**Stated exercise:** Transcribe all of the material exactly. Any picture in it should be left out.
****************************************
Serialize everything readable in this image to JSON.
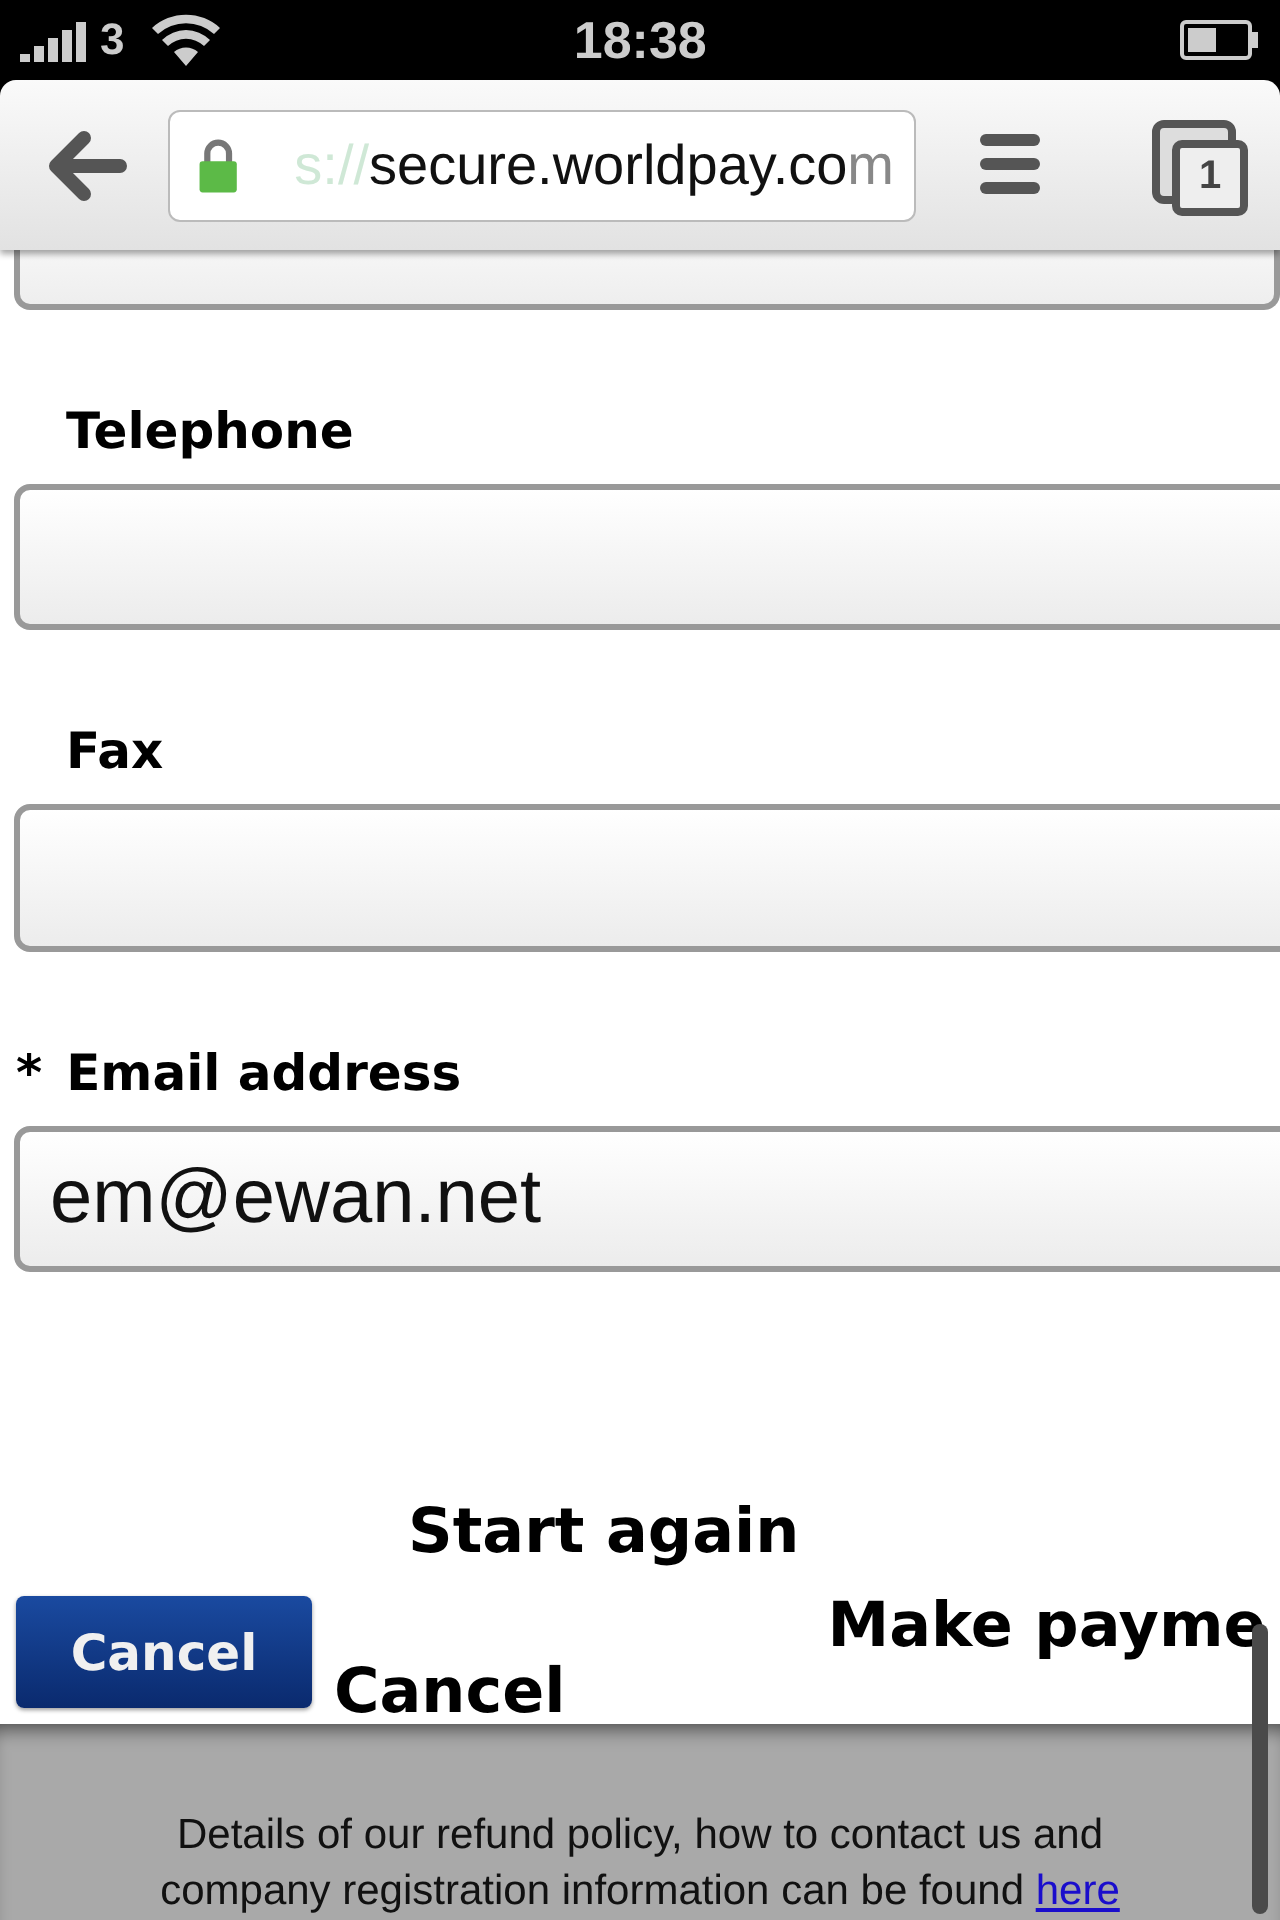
{
  "status_bar": {
    "carrier": "3",
    "time": "18:38"
  },
  "toolbar": {
    "url_faded": "s://",
    "url": "secure.worldpay.co",
    "url_tail": "m",
    "tab_count": "1"
  },
  "form": {
    "fields": [
      {
        "label": "Telephone",
        "required": false
      },
      {
        "label": "Fax",
        "required": false
      },
      {
        "label": "Email address",
        "required": true,
        "required_mark": "*",
        "value": "em@ewan.net"
      }
    ]
  },
  "actions": {
    "start_again": "Start again",
    "cancel_image_button": "Cancel",
    "cancel": "Cancel",
    "make_payment": "Make payme"
  },
  "footer": {
    "text": "Details of our refund policy, how to contact us and company registration information can be found",
    "link": "here"
  }
}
****************************************
**Reply:**
Serialize everything readable in this image to JSON.
{
  "status_bar": {
    "carrier": "3",
    "time": "18:38"
  },
  "toolbar": {
    "url_faded": "s://",
    "url": "secure.worldpay.co",
    "url_tail": "m",
    "tab_count": "1"
  },
  "form": {
    "fields": [
      {
        "label": "Telephone",
        "required": false
      },
      {
        "label": "Fax",
        "required": false
      },
      {
        "label": "Email address",
        "required": true,
        "required_mark": "*",
        "value": "em@ewan.net"
      }
    ]
  },
  "actions": {
    "start_again": "Start again",
    "cancel_image_button": "Cancel",
    "cancel": "Cancel",
    "make_payment": "Make payme"
  },
  "footer": {
    "text": "Details of our refund policy, how to contact us and company registration information can be found",
    "link": "here"
  }
}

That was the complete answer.